◆ **Work instructions**:
Write every line of the material out exactly as shown.

--- Start Dataset content ---

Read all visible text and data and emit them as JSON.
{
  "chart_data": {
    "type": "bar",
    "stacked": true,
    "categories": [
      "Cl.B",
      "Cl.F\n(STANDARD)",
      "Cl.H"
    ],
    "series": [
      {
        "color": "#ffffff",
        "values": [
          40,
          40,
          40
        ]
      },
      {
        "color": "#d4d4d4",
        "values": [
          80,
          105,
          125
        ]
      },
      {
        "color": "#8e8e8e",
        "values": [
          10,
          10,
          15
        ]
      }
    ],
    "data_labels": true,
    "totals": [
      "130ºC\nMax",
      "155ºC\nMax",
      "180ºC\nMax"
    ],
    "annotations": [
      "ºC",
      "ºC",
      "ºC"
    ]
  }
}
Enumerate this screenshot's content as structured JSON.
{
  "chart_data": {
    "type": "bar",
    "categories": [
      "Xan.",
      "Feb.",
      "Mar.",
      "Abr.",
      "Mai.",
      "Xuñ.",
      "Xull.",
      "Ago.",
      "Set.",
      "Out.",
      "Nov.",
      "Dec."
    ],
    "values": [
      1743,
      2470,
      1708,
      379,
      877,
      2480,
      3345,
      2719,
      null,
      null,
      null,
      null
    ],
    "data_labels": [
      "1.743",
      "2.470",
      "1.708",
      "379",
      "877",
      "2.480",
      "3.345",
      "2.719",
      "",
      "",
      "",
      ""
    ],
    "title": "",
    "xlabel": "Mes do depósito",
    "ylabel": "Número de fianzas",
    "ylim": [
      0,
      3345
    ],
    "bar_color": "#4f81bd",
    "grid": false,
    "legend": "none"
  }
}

--- End Dataset content ---

◆ **Expected answer**:
Read all visible text and data and emit them as JSON.
{
  "chart_data": {
    "type": "bar",
    "stacked": true,
    "categories": [
      "Cl.B",
      "Cl.F\n(STANDARD)",
      "Cl.H"
    ],
    "series": [
      {
        "color": "#ffffff",
        "values": [
          40,
          40,
          40
        ]
      },
      {
        "color": "#d4d4d4",
        "values": [
          80,
          105,
          125
        ]
      },
      {
        "color": "#8e8e8e",
        "values": [
          10,
          10,
          15
        ]
      }
    ],
    "data_labels": true,
    "totals": [
      "130ºC\nMax",
      "155ºC\nMax",
      "180ºC\nMax"
    ],
    "annotations": [
      "ºC",
      "ºC",
      "ºC"
    ]
  }
}
Enumerate this screenshot's content as structured JSON.
{
  "chart_data": {
    "type": "bar",
    "categories": [
      "Xan.",
      "Feb.",
      "Mar.",
      "Abr.",
      "Mai.",
      "Xuñ.",
      "Xull.",
      "Ago.",
      "Set.",
      "Out.",
      "Nov.",
      "Dec."
    ],
    "values": [
      1743,
      2470,
      1708,
      379,
      877,
      2480,
      3345,
      2719,
      null,
      null,
      null,
      null
    ],
    "data_labels": [
      "1.743",
      "2.470",
      "1.708",
      "379",
      "877",
      "2.480",
      "3.345",
      "2.719",
      "",
      "",
      "",
      ""
    ],
    "title": "",
    "xlabel": "Mes do depósito",
    "ylabel": "Número de fianzas",
    "ylim": [
      0,
      3345
    ],
    "bar_color": "#4f81bd",
    "grid": false,
    "legend": "none"
  }
}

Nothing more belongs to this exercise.